* Records supplied *
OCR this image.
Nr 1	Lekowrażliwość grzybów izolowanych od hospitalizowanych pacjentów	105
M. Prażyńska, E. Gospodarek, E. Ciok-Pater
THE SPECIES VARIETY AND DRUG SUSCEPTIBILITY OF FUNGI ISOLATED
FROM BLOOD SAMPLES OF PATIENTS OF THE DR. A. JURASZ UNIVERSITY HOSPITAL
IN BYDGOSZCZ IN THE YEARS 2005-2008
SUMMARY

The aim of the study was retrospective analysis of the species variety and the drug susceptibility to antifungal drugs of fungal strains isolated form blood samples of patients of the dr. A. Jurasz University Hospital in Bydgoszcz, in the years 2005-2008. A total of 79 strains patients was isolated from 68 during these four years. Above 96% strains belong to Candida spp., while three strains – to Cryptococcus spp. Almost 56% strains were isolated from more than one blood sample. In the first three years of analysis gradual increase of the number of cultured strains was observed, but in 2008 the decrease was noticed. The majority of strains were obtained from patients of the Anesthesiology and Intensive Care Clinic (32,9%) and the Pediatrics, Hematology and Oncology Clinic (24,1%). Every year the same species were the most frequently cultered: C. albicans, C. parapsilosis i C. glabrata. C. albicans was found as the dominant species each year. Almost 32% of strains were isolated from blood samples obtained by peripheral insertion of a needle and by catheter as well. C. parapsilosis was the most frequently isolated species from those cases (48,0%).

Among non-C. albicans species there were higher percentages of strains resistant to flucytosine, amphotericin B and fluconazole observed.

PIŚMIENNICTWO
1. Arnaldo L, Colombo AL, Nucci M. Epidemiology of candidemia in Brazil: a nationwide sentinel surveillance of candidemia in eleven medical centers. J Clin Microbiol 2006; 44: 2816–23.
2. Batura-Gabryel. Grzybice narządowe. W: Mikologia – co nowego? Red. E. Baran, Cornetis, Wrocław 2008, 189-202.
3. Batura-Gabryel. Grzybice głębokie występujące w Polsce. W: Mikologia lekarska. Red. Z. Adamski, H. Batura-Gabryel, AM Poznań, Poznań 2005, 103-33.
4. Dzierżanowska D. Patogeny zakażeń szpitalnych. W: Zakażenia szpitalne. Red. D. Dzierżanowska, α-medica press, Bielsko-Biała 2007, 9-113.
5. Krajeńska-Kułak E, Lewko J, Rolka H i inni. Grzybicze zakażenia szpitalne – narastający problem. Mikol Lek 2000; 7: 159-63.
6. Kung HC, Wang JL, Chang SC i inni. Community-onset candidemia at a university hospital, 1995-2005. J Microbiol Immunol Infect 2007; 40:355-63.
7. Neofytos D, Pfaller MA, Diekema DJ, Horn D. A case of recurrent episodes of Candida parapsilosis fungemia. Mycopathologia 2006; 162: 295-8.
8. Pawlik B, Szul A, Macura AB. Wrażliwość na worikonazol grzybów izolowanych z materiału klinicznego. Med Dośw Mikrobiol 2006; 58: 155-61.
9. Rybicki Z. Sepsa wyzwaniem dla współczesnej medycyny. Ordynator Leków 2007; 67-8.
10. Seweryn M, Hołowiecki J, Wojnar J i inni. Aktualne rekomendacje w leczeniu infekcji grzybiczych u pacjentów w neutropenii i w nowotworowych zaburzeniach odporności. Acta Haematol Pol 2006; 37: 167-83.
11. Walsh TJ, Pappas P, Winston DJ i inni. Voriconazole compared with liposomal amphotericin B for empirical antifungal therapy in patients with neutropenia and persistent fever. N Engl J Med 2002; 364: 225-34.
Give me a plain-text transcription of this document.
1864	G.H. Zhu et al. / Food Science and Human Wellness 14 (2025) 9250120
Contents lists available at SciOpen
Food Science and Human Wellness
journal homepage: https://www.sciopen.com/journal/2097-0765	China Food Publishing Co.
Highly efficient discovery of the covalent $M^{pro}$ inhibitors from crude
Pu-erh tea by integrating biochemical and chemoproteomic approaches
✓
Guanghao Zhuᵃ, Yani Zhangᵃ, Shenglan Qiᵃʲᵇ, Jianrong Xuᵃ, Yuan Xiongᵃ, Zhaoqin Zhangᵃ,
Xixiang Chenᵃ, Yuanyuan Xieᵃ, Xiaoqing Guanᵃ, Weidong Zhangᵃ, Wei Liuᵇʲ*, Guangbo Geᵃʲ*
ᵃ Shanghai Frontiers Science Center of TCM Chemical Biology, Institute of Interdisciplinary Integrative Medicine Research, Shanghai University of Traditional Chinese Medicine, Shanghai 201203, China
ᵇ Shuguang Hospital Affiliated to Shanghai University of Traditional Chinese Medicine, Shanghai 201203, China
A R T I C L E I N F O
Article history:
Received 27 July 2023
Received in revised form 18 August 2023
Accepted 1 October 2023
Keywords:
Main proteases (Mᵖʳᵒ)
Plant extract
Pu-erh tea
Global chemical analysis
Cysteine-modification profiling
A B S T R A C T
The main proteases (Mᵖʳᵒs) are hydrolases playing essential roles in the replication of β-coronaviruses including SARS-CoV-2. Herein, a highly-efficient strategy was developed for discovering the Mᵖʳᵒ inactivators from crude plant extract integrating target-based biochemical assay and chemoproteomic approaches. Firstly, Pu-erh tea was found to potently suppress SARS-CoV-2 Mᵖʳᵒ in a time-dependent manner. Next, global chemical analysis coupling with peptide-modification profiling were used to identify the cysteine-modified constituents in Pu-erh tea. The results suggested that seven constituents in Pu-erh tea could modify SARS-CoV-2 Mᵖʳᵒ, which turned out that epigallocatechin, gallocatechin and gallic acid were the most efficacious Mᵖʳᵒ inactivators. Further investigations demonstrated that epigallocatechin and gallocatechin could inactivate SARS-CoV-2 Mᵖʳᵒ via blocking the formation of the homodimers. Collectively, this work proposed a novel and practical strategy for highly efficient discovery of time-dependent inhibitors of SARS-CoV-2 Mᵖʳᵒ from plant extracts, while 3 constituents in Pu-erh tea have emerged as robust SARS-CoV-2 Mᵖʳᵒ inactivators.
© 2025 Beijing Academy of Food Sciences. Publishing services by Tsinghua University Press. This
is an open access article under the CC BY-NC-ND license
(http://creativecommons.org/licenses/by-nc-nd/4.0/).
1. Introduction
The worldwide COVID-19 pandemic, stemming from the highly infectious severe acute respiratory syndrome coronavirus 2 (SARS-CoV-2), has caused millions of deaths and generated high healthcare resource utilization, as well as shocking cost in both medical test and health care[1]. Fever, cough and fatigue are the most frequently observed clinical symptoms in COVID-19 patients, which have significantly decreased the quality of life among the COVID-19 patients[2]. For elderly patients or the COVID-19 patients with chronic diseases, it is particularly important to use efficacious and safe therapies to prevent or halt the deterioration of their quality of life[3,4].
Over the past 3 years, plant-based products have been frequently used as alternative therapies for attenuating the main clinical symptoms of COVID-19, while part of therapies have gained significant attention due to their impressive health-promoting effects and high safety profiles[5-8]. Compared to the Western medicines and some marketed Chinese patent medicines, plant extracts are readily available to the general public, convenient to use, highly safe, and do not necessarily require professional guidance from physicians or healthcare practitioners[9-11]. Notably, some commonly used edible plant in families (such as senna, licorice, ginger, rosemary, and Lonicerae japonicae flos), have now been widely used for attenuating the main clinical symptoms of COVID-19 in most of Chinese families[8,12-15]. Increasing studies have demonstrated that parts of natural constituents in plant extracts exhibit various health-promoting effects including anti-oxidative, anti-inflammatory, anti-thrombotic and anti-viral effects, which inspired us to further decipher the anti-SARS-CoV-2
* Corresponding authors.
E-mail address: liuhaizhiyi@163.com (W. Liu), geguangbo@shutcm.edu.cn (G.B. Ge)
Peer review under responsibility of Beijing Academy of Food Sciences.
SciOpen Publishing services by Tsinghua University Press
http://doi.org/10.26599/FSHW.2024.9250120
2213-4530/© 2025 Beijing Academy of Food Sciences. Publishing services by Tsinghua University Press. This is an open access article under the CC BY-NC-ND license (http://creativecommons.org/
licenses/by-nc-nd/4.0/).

* Work request *
Wherever the string "szpitalne" appears in the data above, copy the line it sits in.

* Task solution *
4. Dzierżanowska D. Patogeny zakażeń szpitalnych. W: Zakażenia szpitalne. Red. D. Dzierżanowska, α-medica press, Bielsko-Biała 2007, 9-113.
5. Krajeńska-Kułak E, Lewko J, Rolka H i inni. Grzybicze zakażenia szpitalne – narastający problem. Mikol Lek 2000; 7: 159-63.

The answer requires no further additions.